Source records

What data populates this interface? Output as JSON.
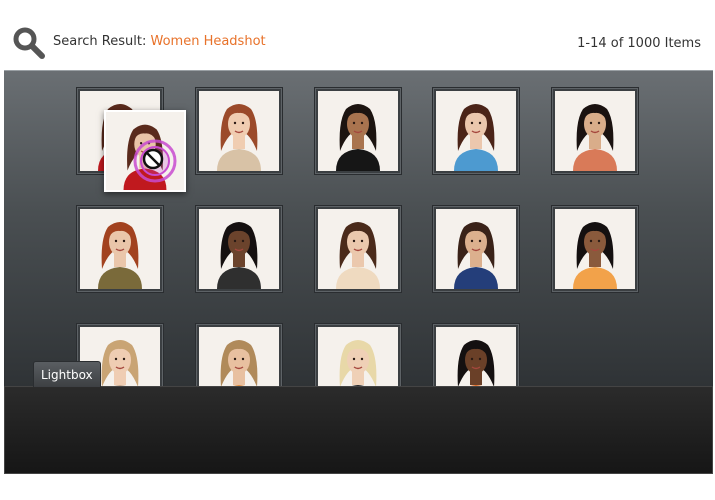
{
  "header": {
    "search_prefix": "Search Result: ",
    "search_term": "Women Headshot",
    "result_count": "1-14 of 1000 Items"
  },
  "colors": {
    "accent": "#e8722a",
    "panel_top": "#6a6f73",
    "panel_bottom": "#2f3336"
  },
  "icons": {
    "search": "magnifier-icon",
    "no_drop": "no-drop-icon"
  },
  "lightbox": {
    "tab_label": "Lightbox"
  },
  "thumbnails": [
    {
      "hair": "#5a2a1c",
      "skin": "#e9c4a8",
      "top": "#c0191e"
    },
    {
      "hair": "#9b4a2a",
      "skin": "#f0cdb1",
      "top": "#d8c2a6"
    },
    {
      "hair": "#1c1410",
      "skin": "#a9744f",
      "top": "#161616"
    },
    {
      "hair": "#4b2418",
      "skin": "#ebc7ad",
      "top": "#4d9ad0"
    },
    {
      "hair": "#1a1210",
      "skin": "#d9ad8a",
      "top": "#d97a58"
    },
    {
      "hair": "#a2421f",
      "skin": "#eac6aa",
      "top": "#7a6a3a"
    },
    {
      "hair": "#151010",
      "skin": "#6b432c",
      "top": "#2f2f2f"
    },
    {
      "hair": "#4a2a1a",
      "skin": "#ebc8ad",
      "top": "#efdac0"
    },
    {
      "hair": "#3a2218",
      "skin": "#dcb08e",
      "top": "#243e7a"
    },
    {
      "hair": "#141010",
      "skin": "#8a5a3c",
      "top": "#f2a24a"
    },
    {
      "hair": "#c9a474",
      "skin": "#efcdb3",
      "top": "#c7a68a"
    },
    {
      "hair": "#b08a5a",
      "skin": "#e8c0a0",
      "top": "#e08a3a"
    },
    {
      "hair": "#e8d8a8",
      "skin": "#efd0b6",
      "top": "#222222"
    },
    {
      "hair": "#141010",
      "skin": "#6a4028",
      "top": "#e06a22"
    }
  ]
}
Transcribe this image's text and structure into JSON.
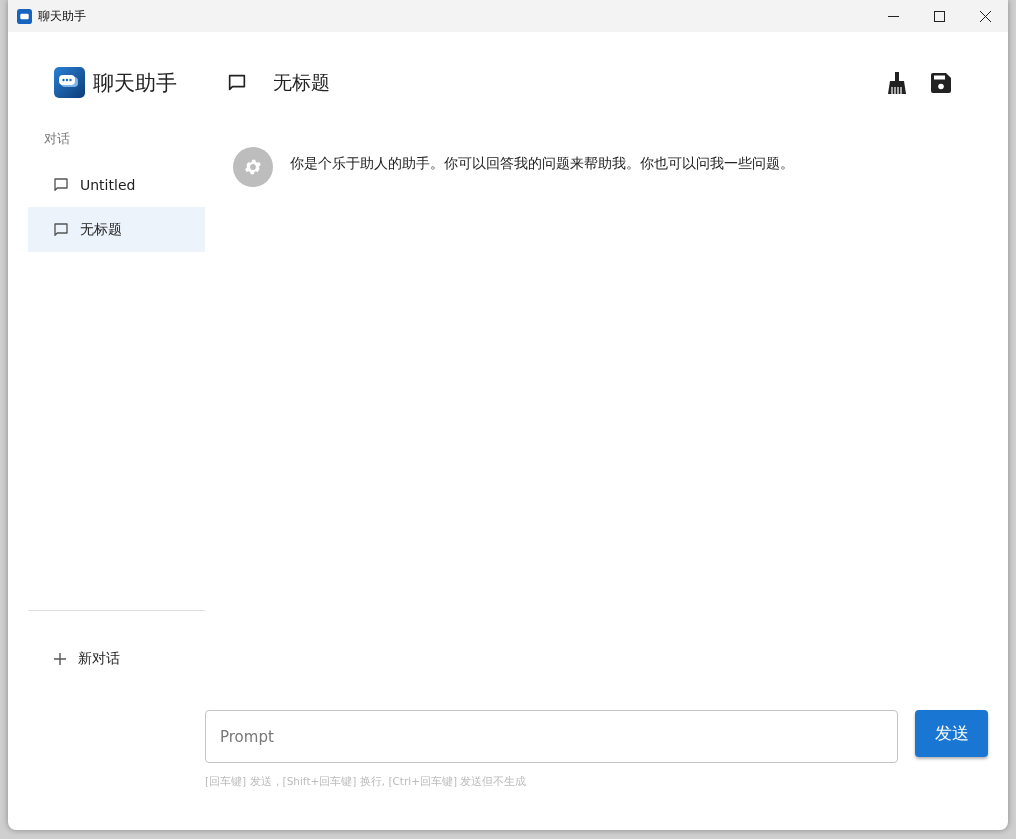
{
  "window": {
    "title": "聊天助手"
  },
  "app": {
    "name": "聊天助手"
  },
  "sidebar": {
    "heading": "对话",
    "items": [
      {
        "label": "Untitled",
        "selected": false
      },
      {
        "label": "无标题",
        "selected": true
      }
    ],
    "new_chat": "新对话"
  },
  "chat": {
    "title": "无标题",
    "messages": [
      {
        "kind": "system",
        "text": "你是个乐于助人的助手。你可以回答我的问题来帮助我。你也可以问我一些问题。"
      }
    ]
  },
  "composer": {
    "placeholder": "Prompt",
    "send": "发送",
    "hint": "[回车键] 发送，[Shift+回车键] 换行, [Ctrl+回车键] 发送但不生成"
  }
}
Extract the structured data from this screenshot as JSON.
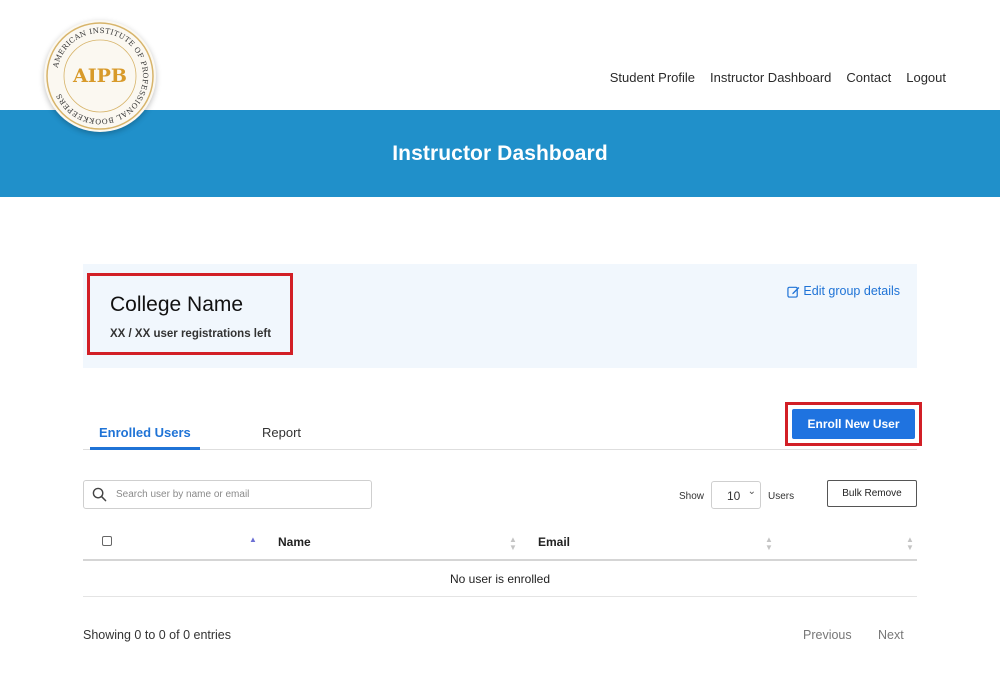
{
  "logo": {
    "text": "AIPB",
    "ring_text": "AMERICAN INSTITUTE OF PROFESSIONAL BOOKKEEPERS",
    "color": "#d89a2a"
  },
  "nav": {
    "items": [
      "Student Profile",
      "Instructor Dashboard",
      "Contact",
      "Logout"
    ]
  },
  "banner": {
    "title": "Instructor Dashboard",
    "color": "#2090ca"
  },
  "group": {
    "name": "College Name",
    "registrations": "XX / XX user registrations left",
    "edit_label": "Edit group details",
    "highlight_color": "#d21f26"
  },
  "tabs": {
    "enrolled_label": "Enrolled Users",
    "report_label": "Report"
  },
  "enroll": {
    "label": "Enroll New User",
    "color": "#1f73e0"
  },
  "search": {
    "placeholder": "Search user by name or email",
    "icon": "search-icon"
  },
  "page_size": {
    "show_label": "Show",
    "value": "10",
    "users_label": "Users"
  },
  "bulk_remove": {
    "label": "Bulk Remove"
  },
  "table": {
    "columns": [
      "",
      "Name",
      "Email",
      ""
    ],
    "empty_message": "No user is enrolled"
  },
  "footer": {
    "showing": "Showing 0 to 0 of 0 entries",
    "previous_label": "Previous",
    "next_label": "Next"
  }
}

Short task:
Identify the lines in the entries above that contain "Users", then copy them out.

Written response:
    "enrolled_label": "Enrolled Users",
    "users_label": "Users"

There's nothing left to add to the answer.